**What to work on:** Write out the entire listing below exactly as it appears, minus any pictures.

— START OF Data extract —

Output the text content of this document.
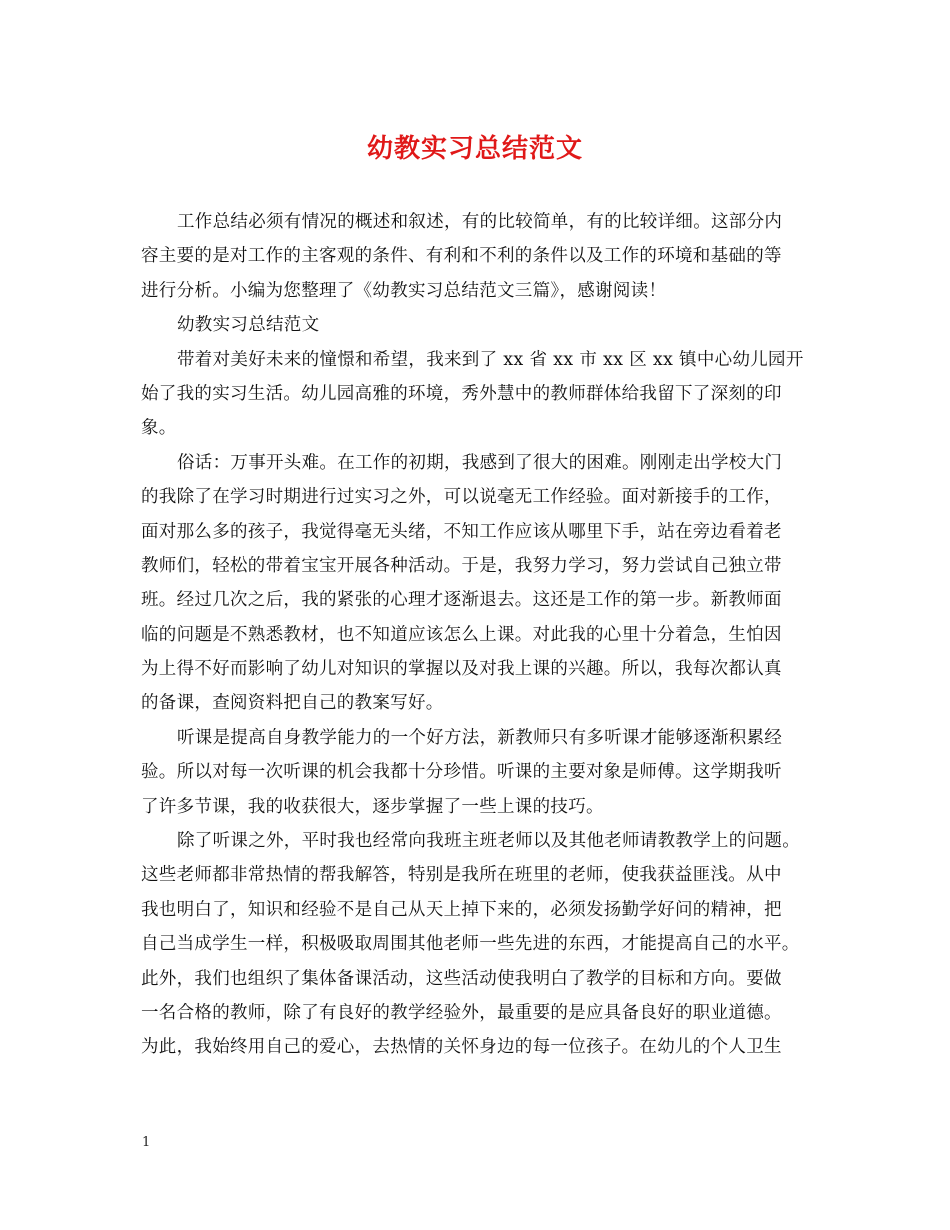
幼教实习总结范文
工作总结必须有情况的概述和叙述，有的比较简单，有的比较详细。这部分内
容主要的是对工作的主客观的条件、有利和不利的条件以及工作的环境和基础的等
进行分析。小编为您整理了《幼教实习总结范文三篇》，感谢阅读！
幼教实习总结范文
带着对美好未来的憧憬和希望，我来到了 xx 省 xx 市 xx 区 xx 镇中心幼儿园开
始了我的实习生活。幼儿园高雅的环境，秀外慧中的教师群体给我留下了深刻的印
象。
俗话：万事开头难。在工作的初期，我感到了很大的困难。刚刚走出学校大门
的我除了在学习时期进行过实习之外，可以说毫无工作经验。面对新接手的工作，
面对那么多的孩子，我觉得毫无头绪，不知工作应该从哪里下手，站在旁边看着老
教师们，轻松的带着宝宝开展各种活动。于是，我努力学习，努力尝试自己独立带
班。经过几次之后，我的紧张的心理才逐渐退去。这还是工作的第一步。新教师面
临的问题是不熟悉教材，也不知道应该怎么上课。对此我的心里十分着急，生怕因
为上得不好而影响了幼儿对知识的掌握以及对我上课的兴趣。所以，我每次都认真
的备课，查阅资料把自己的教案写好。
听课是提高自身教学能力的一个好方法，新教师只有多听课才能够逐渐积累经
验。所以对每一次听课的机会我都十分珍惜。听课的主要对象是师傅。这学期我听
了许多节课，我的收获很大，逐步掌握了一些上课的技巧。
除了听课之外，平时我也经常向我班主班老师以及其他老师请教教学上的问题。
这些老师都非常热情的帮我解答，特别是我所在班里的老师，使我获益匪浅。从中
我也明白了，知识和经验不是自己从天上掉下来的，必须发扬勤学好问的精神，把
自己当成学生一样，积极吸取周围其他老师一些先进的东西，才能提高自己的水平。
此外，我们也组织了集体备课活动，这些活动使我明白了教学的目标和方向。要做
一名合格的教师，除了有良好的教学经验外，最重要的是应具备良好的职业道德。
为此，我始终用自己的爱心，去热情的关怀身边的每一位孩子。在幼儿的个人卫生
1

— END OF Data extract —

**Written response:**
Output the text content of this document.
幼教实习总结范文
工作总结必须有情况的概述和叙述，有的比较简单，有的比较详细。这部分内
容主要的是对工作的主客观的条件、有利和不利的条件以及工作的环境和基础的等
进行分析。小编为您整理了《幼教实习总结范文三篇》，感谢阅读！
幼教实习总结范文
带着对美好未来的憧憬和希望，我来到了 xx 省 xx 市 xx 区 xx 镇中心幼儿园开
始了我的实习生活。幼儿园高雅的环境，秀外慧中的教师群体给我留下了深刻的印
象。
俗话：万事开头难。在工作的初期，我感到了很大的困难。刚刚走出学校大门
的我除了在学习时期进行过实习之外，可以说毫无工作经验。面对新接手的工作，
面对那么多的孩子，我觉得毫无头绪，不知工作应该从哪里下手，站在旁边看着老
教师们，轻松的带着宝宝开展各种活动。于是，我努力学习，努力尝试自己独立带
班。经过几次之后，我的紧张的心理才逐渐退去。这还是工作的第一步。新教师面
临的问题是不熟悉教材，也不知道应该怎么上课。对此我的心里十分着急，生怕因
为上得不好而影响了幼儿对知识的掌握以及对我上课的兴趣。所以，我每次都认真
的备课，查阅资料把自己的教案写好。
听课是提高自身教学能力的一个好方法，新教师只有多听课才能够逐渐积累经
验。所以对每一次听课的机会我都十分珍惜。听课的主要对象是师傅。这学期我听
了许多节课，我的收获很大，逐步掌握了一些上课的技巧。
除了听课之外，平时我也经常向我班主班老师以及其他老师请教教学上的问题。
这些老师都非常热情的帮我解答，特别是我所在班里的老师，使我获益匪浅。从中
我也明白了，知识和经验不是自己从天上掉下来的，必须发扬勤学好问的精神，把
自己当成学生一样，积极吸取周围其他老师一些先进的东西，才能提高自己的水平。
此外，我们也组织了集体备课活动，这些活动使我明白了教学的目标和方向。要做
一名合格的教师，除了有良好的教学经验外，最重要的是应具备良好的职业道德。
为此，我始终用自己的爱心，去热情的关怀身边的每一位孩子。在幼儿的个人卫生
1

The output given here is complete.